■ To be done ■
Extract all of the data and reproduce it precisely.

Collected data:
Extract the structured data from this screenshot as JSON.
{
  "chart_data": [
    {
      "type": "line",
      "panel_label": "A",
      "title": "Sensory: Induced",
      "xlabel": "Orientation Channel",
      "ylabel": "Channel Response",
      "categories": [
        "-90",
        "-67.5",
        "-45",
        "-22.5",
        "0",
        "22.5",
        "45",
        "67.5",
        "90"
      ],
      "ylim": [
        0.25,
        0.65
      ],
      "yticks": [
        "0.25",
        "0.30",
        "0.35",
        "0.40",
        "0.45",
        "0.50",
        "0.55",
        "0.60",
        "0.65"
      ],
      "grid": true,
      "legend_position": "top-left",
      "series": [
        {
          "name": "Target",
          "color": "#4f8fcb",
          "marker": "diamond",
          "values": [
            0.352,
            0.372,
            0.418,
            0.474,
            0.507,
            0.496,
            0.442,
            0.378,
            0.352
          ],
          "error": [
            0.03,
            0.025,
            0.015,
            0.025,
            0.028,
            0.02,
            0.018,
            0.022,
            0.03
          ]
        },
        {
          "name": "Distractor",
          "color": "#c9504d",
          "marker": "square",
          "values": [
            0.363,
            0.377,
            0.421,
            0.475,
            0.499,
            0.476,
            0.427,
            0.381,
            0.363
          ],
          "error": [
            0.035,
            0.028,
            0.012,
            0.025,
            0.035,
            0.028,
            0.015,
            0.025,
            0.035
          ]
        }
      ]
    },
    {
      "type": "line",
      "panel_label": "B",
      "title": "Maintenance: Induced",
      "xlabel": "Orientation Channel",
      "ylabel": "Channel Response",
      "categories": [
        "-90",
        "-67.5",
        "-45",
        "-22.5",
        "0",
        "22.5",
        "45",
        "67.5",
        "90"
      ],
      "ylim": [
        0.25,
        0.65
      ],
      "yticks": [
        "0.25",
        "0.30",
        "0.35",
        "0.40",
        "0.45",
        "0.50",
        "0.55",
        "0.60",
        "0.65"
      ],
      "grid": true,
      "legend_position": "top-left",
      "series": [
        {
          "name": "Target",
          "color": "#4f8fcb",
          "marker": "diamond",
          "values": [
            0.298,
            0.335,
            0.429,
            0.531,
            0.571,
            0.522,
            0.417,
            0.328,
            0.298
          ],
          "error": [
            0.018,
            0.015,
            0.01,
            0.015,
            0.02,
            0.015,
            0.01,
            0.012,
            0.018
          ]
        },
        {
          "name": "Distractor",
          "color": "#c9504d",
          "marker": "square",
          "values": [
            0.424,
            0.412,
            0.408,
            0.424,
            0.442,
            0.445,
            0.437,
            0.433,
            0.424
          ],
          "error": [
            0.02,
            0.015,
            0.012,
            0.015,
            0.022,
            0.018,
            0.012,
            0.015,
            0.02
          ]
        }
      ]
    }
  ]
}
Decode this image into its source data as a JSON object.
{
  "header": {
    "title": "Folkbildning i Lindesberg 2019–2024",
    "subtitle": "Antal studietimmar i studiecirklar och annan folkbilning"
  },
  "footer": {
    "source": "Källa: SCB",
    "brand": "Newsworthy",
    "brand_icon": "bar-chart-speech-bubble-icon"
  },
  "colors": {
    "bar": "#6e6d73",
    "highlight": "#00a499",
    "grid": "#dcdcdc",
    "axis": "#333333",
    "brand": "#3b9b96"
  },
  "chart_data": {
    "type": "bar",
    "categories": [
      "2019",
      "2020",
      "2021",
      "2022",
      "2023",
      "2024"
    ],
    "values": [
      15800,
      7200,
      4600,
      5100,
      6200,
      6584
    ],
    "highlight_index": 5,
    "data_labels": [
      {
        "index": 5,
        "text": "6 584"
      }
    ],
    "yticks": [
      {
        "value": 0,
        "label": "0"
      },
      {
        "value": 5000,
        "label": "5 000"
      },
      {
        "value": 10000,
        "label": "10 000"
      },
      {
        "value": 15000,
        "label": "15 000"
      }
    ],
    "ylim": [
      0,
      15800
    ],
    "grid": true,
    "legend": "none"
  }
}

■ Task output ■
Extract the structured data from this screenshot as JSON.
{
  "chart_data": [
    {
      "type": "line",
      "panel_label": "A",
      "title": "Sensory: Induced",
      "xlabel": "Orientation Channel",
      "ylabel": "Channel Response",
      "categories": [
        "-90",
        "-67.5",
        "-45",
        "-22.5",
        "0",
        "22.5",
        "45",
        "67.5",
        "90"
      ],
      "ylim": [
        0.25,
        0.65
      ],
      "yticks": [
        "0.25",
        "0.30",
        "0.35",
        "0.40",
        "0.45",
        "0.50",
        "0.55",
        "0.60",
        "0.65"
      ],
      "grid": true,
      "legend_position": "top-left",
      "series": [
        {
          "name": "Target",
          "color": "#4f8fcb",
          "marker": "diamond",
          "values": [
            0.352,
            0.372,
            0.418,
            0.474,
            0.507,
            0.496,
            0.442,
            0.378,
            0.352
          ],
          "error": [
            0.03,
            0.025,
            0.015,
            0.025,
            0.028,
            0.02,
            0.018,
            0.022,
            0.03
          ]
        },
        {
          "name": "Distractor",
          "color": "#c9504d",
          "marker": "square",
          "values": [
            0.363,
            0.377,
            0.421,
            0.475,
            0.499,
            0.476,
            0.427,
            0.381,
            0.363
          ],
          "error": [
            0.035,
            0.028,
            0.012,
            0.025,
            0.035,
            0.028,
            0.015,
            0.025,
            0.035
          ]
        }
      ]
    },
    {
      "type": "line",
      "panel_label": "B",
      "title": "Maintenance: Induced",
      "xlabel": "Orientation Channel",
      "ylabel": "Channel Response",
      "categories": [
        "-90",
        "-67.5",
        "-45",
        "-22.5",
        "0",
        "22.5",
        "45",
        "67.5",
        "90"
      ],
      "ylim": [
        0.25,
        0.65
      ],
      "yticks": [
        "0.25",
        "0.30",
        "0.35",
        "0.40",
        "0.45",
        "0.50",
        "0.55",
        "0.60",
        "0.65"
      ],
      "grid": true,
      "legend_position": "top-left",
      "series": [
        {
          "name": "Target",
          "color": "#4f8fcb",
          "marker": "diamond",
          "values": [
            0.298,
            0.335,
            0.429,
            0.531,
            0.571,
            0.522,
            0.417,
            0.328,
            0.298
          ],
          "error": [
            0.018,
            0.015,
            0.01,
            0.015,
            0.02,
            0.015,
            0.01,
            0.012,
            0.018
          ]
        },
        {
          "name": "Distractor",
          "color": "#c9504d",
          "marker": "square",
          "values": [
            0.424,
            0.412,
            0.408,
            0.424,
            0.442,
            0.445,
            0.437,
            0.433,
            0.424
          ],
          "error": [
            0.02,
            0.015,
            0.012,
            0.015,
            0.022,
            0.018,
            0.012,
            0.015,
            0.02
          ]
        }
      ]
    }
  ]
}
Decode this image into its source data as a JSON object.
{
  "header": {
    "title": "Folkbildning i Lindesberg 2019–2024",
    "subtitle": "Antal studietimmar i studiecirklar och annan folkbilning"
  },
  "footer": {
    "source": "Källa: SCB",
    "brand": "Newsworthy",
    "brand_icon": "bar-chart-speech-bubble-icon"
  },
  "colors": {
    "bar": "#6e6d73",
    "highlight": "#00a499",
    "grid": "#dcdcdc",
    "axis": "#333333",
    "brand": "#3b9b96"
  },
  "chart_data": {
    "type": "bar",
    "categories": [
      "2019",
      "2020",
      "2021",
      "2022",
      "2023",
      "2024"
    ],
    "values": [
      15800,
      7200,
      4600,
      5100,
      6200,
      6584
    ],
    "highlight_index": 5,
    "data_labels": [
      {
        "index": 5,
        "text": "6 584"
      }
    ],
    "yticks": [
      {
        "value": 0,
        "label": "0"
      },
      {
        "value": 5000,
        "label": "5 000"
      },
      {
        "value": 10000,
        "label": "10 000"
      },
      {
        "value": 15000,
        "label": "15 000"
      }
    ],
    "ylim": [
      0,
      15800
    ],
    "grid": true,
    "legend": "none"
  }
}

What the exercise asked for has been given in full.